• _Records from a data collection_:
• • • •

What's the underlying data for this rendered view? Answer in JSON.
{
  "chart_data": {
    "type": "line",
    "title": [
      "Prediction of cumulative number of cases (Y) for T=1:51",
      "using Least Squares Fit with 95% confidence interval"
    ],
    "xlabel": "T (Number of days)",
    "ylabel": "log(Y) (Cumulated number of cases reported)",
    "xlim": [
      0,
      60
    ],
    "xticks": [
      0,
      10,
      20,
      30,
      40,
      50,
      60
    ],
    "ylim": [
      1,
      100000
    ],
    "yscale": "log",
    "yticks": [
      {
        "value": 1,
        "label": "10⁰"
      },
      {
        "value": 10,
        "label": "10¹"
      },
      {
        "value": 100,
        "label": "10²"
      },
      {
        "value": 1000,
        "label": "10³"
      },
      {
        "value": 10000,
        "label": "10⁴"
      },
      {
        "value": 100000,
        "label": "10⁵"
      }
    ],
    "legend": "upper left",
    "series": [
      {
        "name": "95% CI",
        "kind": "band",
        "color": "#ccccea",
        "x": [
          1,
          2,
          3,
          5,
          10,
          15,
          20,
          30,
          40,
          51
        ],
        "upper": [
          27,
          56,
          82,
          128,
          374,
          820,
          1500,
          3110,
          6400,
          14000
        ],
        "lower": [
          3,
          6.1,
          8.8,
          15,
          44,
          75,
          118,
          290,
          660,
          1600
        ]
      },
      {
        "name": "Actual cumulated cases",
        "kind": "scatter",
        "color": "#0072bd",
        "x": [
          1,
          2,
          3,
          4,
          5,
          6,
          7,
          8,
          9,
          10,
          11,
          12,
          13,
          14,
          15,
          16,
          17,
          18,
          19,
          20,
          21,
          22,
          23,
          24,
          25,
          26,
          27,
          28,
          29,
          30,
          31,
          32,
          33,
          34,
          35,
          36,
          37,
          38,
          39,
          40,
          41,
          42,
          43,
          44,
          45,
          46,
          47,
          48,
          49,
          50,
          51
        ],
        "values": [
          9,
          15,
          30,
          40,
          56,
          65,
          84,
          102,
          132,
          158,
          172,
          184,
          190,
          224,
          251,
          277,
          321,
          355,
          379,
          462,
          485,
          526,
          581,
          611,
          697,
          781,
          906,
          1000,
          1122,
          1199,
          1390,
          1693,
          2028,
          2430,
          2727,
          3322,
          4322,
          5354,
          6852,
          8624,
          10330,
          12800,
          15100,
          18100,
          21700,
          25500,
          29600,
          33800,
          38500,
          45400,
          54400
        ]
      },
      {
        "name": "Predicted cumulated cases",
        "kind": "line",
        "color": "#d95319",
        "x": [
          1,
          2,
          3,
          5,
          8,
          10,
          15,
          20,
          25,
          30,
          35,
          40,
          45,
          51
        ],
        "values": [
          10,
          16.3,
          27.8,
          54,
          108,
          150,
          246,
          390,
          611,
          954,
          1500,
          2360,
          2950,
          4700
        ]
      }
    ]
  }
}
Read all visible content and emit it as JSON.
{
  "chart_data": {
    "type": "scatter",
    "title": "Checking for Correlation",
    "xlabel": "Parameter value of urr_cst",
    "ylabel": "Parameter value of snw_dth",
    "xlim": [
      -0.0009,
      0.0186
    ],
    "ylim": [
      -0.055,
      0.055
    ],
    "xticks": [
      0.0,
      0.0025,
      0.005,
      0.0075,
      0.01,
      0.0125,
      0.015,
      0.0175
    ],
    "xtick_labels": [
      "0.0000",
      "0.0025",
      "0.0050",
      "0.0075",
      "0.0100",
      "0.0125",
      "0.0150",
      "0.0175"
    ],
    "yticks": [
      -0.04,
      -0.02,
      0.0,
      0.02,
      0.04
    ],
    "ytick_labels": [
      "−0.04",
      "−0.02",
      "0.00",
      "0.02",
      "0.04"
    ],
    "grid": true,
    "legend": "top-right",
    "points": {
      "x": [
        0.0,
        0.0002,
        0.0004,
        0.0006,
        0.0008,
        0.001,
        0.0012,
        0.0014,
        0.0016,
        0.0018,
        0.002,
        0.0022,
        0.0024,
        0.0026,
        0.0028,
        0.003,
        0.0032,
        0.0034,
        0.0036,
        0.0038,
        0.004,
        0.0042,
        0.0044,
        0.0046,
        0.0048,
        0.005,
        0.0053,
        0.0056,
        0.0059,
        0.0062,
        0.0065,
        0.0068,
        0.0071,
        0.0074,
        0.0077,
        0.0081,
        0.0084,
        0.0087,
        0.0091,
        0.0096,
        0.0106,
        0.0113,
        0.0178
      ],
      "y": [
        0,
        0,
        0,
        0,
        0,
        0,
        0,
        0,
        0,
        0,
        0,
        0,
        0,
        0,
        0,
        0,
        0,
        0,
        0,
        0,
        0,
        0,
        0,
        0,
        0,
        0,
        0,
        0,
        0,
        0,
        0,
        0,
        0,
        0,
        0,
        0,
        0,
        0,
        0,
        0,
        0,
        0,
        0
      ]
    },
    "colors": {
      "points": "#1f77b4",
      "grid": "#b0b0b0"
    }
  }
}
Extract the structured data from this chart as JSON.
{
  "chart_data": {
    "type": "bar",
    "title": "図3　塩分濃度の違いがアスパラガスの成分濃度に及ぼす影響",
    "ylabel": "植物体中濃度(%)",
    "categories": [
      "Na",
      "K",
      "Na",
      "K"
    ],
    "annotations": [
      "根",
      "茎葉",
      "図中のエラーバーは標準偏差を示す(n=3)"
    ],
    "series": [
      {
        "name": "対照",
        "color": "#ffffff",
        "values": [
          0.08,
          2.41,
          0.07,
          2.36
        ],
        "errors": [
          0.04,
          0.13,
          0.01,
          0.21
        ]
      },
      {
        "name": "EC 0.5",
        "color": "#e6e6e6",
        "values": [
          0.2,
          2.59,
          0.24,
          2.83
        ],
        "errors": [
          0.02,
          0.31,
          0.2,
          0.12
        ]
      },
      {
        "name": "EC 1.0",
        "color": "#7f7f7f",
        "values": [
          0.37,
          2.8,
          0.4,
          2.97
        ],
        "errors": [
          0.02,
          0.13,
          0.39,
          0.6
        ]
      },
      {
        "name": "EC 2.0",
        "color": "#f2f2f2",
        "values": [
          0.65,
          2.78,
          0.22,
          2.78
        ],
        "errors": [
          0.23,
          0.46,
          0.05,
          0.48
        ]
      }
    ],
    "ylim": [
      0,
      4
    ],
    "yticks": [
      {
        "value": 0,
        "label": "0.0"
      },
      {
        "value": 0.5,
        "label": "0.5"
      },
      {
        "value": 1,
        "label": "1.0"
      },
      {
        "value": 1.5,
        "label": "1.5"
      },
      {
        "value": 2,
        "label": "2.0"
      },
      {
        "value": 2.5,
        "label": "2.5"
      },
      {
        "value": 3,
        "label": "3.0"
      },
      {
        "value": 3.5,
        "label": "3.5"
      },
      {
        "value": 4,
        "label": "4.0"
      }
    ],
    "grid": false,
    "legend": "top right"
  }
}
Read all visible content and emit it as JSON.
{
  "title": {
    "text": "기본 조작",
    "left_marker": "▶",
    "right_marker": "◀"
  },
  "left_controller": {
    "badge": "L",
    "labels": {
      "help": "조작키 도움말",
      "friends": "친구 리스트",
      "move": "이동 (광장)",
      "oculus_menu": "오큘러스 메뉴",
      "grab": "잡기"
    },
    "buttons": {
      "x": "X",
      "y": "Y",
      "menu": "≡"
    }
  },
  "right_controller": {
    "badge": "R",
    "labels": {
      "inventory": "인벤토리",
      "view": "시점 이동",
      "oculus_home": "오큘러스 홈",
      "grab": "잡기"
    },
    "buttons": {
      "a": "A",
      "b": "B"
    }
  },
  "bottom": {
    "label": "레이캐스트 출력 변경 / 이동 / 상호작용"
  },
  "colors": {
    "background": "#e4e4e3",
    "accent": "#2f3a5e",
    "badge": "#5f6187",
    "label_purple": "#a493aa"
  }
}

• • • •

• _Task goal_: In the records above, find each line holding "legend" and copy it.

• _Problem solution_:
    "legend": "upper left",
    "legend": "top-right",
    "legend": "top right"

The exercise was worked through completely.